Data for this task:
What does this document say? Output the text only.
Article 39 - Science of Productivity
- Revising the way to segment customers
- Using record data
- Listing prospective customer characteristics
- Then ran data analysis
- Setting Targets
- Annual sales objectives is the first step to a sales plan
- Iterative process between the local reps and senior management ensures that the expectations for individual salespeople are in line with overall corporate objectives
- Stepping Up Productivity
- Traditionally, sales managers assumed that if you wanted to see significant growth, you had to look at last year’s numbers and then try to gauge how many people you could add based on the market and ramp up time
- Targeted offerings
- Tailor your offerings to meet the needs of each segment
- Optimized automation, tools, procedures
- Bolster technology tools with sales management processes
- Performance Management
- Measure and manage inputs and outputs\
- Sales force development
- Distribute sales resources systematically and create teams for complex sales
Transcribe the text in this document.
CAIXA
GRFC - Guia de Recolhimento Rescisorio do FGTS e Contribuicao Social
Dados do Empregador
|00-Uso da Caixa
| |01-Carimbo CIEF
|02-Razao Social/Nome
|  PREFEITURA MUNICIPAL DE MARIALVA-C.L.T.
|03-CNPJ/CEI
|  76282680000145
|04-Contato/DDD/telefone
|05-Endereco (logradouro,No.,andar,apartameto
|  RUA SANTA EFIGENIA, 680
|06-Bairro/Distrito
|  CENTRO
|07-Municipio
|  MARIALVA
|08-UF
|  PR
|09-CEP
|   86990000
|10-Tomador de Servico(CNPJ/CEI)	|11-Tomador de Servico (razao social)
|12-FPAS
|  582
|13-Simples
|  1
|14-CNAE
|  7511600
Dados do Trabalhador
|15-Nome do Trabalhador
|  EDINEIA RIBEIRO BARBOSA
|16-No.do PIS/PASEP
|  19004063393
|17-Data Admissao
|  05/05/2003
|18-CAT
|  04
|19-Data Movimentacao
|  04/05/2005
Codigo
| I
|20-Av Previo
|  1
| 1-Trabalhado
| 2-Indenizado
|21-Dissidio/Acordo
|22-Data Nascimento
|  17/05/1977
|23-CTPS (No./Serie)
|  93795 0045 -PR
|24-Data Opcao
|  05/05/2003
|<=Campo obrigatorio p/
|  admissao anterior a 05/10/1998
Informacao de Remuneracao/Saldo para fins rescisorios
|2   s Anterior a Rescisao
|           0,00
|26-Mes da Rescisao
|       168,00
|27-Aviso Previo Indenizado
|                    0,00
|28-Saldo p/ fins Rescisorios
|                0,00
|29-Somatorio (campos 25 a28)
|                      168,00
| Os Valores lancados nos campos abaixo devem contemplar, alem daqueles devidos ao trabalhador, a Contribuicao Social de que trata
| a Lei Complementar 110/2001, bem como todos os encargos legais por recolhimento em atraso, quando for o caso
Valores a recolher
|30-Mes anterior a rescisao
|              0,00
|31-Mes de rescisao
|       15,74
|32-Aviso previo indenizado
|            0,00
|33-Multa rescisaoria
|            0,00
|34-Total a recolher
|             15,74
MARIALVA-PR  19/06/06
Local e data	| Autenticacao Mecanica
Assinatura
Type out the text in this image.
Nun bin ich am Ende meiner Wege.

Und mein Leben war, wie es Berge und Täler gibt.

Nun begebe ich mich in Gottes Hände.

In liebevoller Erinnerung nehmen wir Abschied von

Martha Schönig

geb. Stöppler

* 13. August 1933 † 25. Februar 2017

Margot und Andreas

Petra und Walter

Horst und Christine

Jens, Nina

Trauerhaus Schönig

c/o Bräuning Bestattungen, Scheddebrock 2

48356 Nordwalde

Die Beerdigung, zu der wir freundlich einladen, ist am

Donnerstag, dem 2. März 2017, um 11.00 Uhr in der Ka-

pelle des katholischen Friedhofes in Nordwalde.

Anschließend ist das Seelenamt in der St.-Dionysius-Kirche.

Exercise:
Reproduce each line of the entries in which the word "campos" is found.

Result of the task:
|29-Somatorio (campos 25 a28)
| Os Valores lancados nos campos abaixo devem contemplar, alem daqueles devidos ao trabalhador, a Contribuicao Social de que trata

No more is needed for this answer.